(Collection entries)
<<<<

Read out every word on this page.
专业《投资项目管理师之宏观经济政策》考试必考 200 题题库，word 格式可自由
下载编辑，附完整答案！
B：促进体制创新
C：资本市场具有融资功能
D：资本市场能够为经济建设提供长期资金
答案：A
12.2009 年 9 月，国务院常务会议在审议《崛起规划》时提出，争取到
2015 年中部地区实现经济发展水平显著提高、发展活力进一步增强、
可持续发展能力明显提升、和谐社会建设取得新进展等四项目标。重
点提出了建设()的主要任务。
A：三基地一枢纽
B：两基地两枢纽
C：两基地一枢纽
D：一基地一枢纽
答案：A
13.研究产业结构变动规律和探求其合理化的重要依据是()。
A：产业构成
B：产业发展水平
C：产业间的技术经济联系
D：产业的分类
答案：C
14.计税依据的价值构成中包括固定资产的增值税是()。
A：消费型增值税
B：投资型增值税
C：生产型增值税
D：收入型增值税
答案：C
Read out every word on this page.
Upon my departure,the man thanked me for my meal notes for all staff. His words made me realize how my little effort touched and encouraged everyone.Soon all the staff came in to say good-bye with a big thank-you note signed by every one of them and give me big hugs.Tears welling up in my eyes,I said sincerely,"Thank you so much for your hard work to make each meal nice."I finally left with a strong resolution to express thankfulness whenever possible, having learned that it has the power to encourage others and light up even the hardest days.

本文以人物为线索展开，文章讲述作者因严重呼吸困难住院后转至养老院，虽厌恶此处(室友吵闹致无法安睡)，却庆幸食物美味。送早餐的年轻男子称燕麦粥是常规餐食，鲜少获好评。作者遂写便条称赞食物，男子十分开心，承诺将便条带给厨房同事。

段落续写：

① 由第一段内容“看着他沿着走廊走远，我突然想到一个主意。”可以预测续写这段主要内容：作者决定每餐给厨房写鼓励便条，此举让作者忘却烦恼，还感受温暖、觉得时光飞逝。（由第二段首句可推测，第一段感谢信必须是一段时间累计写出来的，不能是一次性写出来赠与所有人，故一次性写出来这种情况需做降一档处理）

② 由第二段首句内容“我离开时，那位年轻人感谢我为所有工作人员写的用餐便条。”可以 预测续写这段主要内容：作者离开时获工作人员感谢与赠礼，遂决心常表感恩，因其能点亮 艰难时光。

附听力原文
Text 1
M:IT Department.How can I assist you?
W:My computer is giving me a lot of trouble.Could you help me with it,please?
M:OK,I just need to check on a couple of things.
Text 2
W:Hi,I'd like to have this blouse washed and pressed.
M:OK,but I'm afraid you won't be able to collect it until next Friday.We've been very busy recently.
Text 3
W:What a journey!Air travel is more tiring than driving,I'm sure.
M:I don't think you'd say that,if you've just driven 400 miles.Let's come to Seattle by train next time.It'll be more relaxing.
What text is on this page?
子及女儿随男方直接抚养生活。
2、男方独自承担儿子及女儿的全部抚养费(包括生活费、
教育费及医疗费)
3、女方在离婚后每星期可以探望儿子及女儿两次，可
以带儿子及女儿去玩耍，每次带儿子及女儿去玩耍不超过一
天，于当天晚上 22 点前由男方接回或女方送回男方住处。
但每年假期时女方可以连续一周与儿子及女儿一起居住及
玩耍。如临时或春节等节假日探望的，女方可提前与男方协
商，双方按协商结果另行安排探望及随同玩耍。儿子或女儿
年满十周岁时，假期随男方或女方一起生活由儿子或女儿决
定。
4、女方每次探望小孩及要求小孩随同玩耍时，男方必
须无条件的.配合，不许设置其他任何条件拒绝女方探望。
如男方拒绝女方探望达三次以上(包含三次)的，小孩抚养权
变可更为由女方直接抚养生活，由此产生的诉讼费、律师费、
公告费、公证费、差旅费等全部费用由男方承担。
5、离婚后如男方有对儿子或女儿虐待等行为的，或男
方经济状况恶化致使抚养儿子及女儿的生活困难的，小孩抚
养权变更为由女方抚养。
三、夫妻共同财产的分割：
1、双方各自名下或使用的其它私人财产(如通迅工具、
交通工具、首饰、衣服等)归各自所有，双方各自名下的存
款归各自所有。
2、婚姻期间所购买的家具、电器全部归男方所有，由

>>>>

Count how many lines above carry the word "next". Only the number is required.

### Written response
2